Request: In the records below, pick out all lines containing the word "Read".

Source material:
┏━━

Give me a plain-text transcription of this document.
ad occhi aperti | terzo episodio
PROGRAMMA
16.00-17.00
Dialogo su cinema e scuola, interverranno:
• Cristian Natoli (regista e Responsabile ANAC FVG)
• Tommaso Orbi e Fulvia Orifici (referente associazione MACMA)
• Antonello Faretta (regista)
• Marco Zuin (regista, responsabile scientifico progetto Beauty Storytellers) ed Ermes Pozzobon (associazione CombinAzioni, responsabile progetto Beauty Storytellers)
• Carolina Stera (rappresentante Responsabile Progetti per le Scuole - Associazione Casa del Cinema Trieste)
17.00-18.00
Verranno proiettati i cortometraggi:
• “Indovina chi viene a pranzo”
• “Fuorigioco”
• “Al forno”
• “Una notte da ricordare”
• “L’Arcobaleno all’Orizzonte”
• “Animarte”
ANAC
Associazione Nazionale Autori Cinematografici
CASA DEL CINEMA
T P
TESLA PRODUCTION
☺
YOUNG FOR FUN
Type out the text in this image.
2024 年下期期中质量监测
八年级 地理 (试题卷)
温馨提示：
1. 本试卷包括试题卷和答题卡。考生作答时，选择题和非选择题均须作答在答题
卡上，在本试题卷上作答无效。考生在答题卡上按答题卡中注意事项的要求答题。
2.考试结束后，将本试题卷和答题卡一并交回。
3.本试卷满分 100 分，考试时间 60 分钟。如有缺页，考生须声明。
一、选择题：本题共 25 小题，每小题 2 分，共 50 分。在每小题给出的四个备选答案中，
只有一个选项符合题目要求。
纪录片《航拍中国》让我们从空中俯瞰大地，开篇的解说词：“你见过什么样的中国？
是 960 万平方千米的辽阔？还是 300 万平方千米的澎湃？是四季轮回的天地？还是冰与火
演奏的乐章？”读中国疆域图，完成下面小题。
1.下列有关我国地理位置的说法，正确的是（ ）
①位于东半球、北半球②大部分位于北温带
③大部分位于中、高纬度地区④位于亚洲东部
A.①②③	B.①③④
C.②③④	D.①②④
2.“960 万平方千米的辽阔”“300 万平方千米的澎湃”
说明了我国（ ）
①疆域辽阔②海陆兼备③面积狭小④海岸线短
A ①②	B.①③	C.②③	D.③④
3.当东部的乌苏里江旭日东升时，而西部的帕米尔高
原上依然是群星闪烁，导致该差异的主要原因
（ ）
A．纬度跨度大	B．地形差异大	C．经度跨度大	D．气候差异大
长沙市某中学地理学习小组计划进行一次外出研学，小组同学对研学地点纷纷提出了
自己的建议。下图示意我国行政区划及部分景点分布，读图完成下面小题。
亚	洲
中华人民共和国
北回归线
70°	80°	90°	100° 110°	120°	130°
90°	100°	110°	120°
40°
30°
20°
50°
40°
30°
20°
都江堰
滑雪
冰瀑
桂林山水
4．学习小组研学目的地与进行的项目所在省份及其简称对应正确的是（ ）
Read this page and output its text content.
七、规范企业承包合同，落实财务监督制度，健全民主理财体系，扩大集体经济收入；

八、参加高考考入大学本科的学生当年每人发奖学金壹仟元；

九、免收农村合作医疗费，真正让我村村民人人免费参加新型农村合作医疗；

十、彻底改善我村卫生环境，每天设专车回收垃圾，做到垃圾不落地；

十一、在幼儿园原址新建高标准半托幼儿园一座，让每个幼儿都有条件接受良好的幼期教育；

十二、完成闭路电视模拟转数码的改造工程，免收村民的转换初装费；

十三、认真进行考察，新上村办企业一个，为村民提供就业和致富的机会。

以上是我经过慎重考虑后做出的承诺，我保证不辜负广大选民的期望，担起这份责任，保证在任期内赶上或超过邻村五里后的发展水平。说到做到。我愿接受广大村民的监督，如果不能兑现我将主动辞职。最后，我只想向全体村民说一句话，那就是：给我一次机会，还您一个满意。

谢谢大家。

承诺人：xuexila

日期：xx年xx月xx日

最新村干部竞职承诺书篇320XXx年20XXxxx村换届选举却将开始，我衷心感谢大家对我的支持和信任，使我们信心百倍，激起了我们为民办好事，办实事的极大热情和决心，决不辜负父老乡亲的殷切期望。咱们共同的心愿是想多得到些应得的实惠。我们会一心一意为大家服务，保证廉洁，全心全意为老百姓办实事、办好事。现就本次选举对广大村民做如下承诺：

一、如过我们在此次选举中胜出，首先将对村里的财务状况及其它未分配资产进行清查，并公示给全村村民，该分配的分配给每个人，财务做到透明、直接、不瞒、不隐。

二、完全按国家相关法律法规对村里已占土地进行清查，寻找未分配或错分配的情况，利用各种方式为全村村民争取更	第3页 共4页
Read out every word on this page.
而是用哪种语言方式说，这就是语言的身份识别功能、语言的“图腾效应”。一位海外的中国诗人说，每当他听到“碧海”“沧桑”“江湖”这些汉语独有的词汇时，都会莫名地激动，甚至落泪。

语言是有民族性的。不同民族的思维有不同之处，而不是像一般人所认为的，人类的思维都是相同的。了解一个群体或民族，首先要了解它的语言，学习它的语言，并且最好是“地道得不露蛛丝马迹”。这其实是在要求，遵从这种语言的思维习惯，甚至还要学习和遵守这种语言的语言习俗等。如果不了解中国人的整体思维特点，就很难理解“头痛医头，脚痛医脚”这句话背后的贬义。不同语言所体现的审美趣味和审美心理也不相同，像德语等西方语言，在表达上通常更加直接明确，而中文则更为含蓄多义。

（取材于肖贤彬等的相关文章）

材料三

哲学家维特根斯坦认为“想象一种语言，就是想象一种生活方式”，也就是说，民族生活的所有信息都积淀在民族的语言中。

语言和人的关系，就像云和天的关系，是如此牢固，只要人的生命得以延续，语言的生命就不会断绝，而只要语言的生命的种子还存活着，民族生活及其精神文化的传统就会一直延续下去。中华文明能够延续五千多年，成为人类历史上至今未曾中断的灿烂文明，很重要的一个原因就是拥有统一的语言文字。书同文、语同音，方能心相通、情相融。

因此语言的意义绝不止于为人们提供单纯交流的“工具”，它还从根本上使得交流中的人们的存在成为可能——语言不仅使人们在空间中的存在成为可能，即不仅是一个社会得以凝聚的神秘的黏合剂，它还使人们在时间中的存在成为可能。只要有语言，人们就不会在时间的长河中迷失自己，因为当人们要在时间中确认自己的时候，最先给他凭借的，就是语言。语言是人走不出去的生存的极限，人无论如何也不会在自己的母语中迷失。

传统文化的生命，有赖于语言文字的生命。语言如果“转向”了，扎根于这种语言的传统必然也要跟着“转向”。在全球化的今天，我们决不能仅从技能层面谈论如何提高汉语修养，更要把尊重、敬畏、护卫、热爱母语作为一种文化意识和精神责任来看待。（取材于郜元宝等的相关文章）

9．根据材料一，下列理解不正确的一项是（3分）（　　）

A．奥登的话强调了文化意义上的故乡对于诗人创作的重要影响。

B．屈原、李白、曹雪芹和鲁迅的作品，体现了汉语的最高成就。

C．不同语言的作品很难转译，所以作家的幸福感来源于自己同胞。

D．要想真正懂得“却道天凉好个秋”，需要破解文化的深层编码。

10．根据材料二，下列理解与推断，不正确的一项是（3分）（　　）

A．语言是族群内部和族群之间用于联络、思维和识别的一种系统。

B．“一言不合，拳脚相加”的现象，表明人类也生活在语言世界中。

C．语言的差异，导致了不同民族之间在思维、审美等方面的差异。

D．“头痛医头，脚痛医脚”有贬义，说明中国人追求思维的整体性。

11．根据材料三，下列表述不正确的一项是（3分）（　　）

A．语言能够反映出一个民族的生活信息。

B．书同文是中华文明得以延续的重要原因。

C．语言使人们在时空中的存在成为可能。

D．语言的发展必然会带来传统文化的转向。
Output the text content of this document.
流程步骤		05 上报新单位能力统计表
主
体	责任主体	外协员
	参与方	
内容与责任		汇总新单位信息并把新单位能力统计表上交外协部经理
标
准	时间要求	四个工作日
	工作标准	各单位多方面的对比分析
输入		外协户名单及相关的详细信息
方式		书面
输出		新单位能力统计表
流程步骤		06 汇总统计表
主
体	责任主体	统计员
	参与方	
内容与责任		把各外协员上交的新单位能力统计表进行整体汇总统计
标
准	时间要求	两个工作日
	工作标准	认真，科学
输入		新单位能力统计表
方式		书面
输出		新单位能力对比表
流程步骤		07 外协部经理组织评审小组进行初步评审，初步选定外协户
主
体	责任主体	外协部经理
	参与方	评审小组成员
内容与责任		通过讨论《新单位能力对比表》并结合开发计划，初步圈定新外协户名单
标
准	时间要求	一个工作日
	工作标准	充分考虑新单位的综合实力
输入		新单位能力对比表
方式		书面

┗━━

Task response:
Read this page and output its text content.
Read out every word on this page.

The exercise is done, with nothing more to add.